## Aim of the exercise
Reproduce verbatim the entries in the stretch from the line containing "Segment this chart: for" through the line containing "bar — [689, 242, 709, 293]".
··· Data extract
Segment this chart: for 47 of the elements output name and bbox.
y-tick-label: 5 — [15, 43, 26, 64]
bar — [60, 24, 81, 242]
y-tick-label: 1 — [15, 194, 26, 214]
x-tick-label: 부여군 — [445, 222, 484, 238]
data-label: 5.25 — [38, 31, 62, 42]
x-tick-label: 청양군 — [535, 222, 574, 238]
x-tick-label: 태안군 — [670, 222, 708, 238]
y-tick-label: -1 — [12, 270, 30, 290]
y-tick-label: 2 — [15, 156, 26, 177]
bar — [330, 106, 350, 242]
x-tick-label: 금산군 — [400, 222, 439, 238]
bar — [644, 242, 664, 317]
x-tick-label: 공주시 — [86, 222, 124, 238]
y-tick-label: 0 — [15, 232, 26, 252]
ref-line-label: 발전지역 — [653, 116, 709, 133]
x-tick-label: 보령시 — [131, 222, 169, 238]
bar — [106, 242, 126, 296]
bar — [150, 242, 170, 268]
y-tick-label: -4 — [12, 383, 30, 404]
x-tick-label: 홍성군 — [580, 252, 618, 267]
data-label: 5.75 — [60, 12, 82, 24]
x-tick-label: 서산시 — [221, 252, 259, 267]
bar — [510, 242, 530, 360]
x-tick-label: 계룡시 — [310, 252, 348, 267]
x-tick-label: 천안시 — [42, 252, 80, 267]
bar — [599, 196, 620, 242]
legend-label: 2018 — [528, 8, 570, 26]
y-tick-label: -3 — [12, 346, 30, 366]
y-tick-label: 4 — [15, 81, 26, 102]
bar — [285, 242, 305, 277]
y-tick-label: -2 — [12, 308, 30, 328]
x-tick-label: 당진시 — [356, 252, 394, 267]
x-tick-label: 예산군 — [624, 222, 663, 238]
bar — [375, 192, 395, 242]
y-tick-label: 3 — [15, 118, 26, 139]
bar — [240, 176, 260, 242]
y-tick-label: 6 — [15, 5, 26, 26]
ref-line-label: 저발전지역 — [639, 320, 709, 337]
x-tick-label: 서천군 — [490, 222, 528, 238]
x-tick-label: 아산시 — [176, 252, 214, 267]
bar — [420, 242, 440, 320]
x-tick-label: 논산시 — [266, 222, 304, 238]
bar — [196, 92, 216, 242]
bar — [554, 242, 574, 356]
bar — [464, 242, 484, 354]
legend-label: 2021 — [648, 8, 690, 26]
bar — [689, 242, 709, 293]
······
··· Data extract
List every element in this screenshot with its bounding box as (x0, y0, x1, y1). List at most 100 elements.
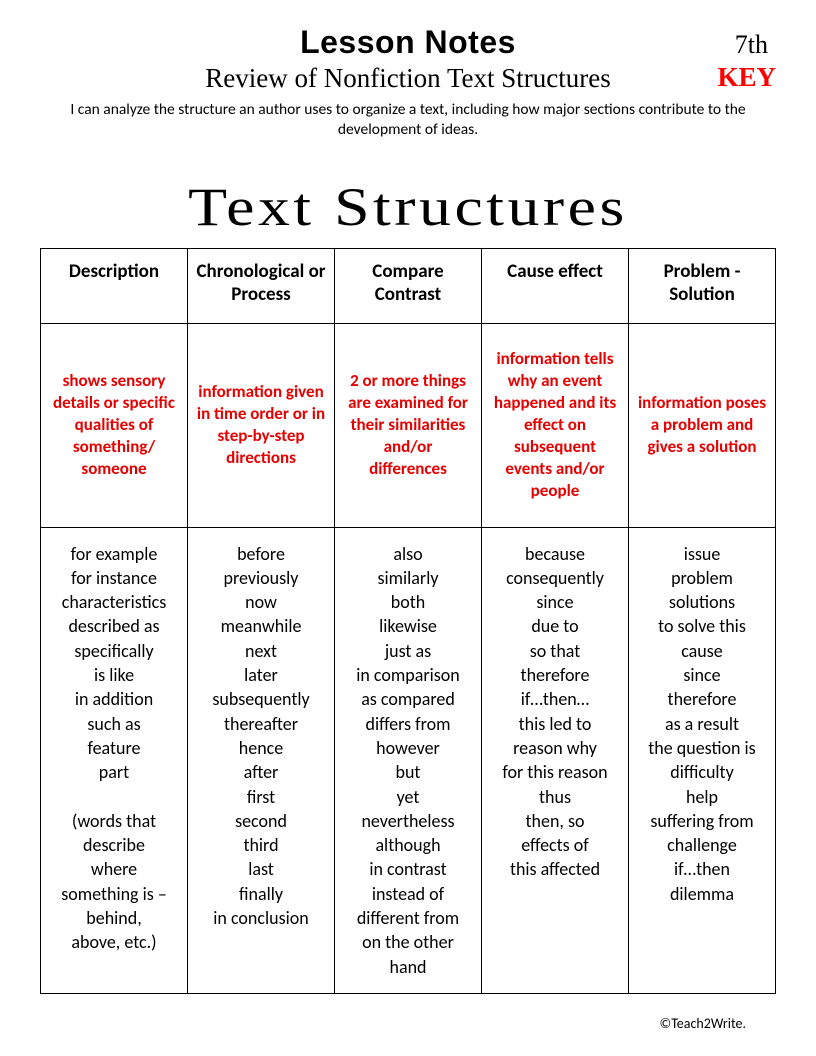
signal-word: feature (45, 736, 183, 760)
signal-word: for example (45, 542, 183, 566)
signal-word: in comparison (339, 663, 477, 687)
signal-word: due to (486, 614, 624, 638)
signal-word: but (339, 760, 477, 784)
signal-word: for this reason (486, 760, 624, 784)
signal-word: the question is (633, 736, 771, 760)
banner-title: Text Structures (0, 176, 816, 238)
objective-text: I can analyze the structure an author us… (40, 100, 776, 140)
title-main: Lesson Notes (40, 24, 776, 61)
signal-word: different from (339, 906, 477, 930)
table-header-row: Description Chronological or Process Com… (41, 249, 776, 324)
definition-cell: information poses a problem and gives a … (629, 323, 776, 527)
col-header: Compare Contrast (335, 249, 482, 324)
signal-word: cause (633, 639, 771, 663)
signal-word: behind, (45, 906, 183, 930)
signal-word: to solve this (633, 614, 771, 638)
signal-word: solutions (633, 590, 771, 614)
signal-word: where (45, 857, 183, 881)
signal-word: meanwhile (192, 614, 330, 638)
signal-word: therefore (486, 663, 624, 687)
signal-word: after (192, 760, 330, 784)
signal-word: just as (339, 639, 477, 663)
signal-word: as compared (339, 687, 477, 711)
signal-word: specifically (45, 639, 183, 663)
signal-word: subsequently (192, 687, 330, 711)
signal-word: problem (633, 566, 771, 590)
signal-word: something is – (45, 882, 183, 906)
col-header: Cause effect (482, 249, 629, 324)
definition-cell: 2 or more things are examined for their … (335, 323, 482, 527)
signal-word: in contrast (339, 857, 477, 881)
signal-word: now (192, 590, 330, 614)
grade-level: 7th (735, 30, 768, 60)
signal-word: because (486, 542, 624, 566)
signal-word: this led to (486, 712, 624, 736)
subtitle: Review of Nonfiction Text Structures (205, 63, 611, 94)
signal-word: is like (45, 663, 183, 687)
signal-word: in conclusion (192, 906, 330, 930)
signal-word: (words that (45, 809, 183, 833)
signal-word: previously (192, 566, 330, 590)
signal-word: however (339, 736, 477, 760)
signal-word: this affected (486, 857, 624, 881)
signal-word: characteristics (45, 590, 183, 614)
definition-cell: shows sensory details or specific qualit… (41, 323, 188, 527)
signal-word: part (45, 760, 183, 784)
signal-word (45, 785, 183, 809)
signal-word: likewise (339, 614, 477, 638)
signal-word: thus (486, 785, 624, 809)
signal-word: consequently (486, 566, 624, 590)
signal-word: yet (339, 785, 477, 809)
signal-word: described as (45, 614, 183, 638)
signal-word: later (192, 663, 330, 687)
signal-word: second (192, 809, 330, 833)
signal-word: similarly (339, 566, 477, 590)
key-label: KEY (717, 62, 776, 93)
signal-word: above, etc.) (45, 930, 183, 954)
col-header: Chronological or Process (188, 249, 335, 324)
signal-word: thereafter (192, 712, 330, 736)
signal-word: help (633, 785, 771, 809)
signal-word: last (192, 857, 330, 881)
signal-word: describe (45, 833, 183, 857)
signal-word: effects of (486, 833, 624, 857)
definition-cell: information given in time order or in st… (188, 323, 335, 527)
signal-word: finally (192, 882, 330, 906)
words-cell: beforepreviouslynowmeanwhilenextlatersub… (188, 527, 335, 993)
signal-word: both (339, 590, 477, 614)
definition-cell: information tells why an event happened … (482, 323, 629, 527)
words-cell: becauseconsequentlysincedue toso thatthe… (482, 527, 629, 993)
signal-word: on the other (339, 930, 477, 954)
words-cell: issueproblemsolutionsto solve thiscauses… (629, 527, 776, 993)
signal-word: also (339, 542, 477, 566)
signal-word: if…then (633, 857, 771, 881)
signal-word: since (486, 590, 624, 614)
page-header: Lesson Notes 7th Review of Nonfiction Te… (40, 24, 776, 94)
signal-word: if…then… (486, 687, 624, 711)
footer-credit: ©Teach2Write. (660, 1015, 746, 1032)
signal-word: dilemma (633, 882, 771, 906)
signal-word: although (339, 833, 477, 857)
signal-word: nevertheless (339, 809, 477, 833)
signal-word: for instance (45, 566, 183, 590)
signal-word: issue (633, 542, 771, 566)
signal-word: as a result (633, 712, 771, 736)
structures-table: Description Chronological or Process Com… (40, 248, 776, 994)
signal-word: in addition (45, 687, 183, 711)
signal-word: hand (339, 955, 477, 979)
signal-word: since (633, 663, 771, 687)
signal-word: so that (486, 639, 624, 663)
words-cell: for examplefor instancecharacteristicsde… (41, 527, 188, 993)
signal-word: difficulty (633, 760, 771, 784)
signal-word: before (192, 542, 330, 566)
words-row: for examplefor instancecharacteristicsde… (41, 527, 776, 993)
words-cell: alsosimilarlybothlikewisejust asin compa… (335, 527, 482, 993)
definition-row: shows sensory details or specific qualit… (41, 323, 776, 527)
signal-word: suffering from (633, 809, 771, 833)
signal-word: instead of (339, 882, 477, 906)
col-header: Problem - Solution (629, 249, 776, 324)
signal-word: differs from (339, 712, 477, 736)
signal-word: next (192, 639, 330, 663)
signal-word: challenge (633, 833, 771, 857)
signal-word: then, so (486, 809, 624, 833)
······
## Written response
Segment this chart: for 47 of the elements output name and bbox.
y-tick-label: 5 — [15, 43, 26, 64]
bar — [60, 24, 81, 242]
y-tick-label: 1 — [15, 194, 26, 214]
x-tick-label: 부여군 — [445, 222, 484, 238]
data-label: 5.25 — [38, 31, 62, 42]
x-tick-label: 청양군 — [535, 222, 574, 238]
x-tick-label: 태안군 — [670, 222, 708, 238]
y-tick-label: -1 — [12, 270, 30, 290]
y-tick-label: 2 — [15, 156, 26, 177]
bar — [330, 106, 350, 242]
x-tick-label: 금산군 — [400, 222, 439, 238]
bar — [644, 242, 664, 317]
x-tick-label: 공주시 — [86, 222, 124, 238]
y-tick-label: 0 — [15, 232, 26, 252]
ref-line-label: 발전지역 — [653, 116, 709, 133]
x-tick-label: 보령시 — [131, 222, 169, 238]
bar — [106, 242, 126, 296]
bar — [150, 242, 170, 268]
y-tick-label: -4 — [12, 383, 30, 404]
x-tick-label: 홍성군 — [580, 252, 618, 267]
data-label: 5.75 — [60, 12, 82, 24]
x-tick-label: 서산시 — [221, 252, 259, 267]
bar — [510, 242, 530, 360]
x-tick-label: 계룡시 — [310, 252, 348, 267]
x-tick-label: 천안시 — [42, 252, 80, 267]
bar — [599, 196, 620, 242]
legend-label: 2018 — [528, 8, 570, 26]
y-tick-label: -3 — [12, 346, 30, 366]
y-tick-label: 4 — [15, 81, 26, 102]
bar — [285, 242, 305, 277]
y-tick-label: -2 — [12, 308, 30, 328]
x-tick-label: 당진시 — [356, 252, 394, 267]
x-tick-label: 예산군 — [624, 222, 663, 238]
bar — [375, 192, 395, 242]
y-tick-label: 3 — [15, 118, 26, 139]
bar — [240, 176, 260, 242]
y-tick-label: 6 — [15, 5, 26, 26]
ref-line-label: 저발전지역 — [639, 320, 709, 337]
x-tick-label: 서천군 — [490, 222, 528, 238]
x-tick-label: 아산시 — [176, 252, 214, 267]
bar — [420, 242, 440, 320]
x-tick-label: 논산시 — [266, 222, 304, 238]
bar — [196, 92, 216, 242]
bar — [554, 242, 574, 356]
bar — [464, 242, 484, 354]
legend-label: 2021 — [648, 8, 690, 26]
bar — [689, 242, 709, 293]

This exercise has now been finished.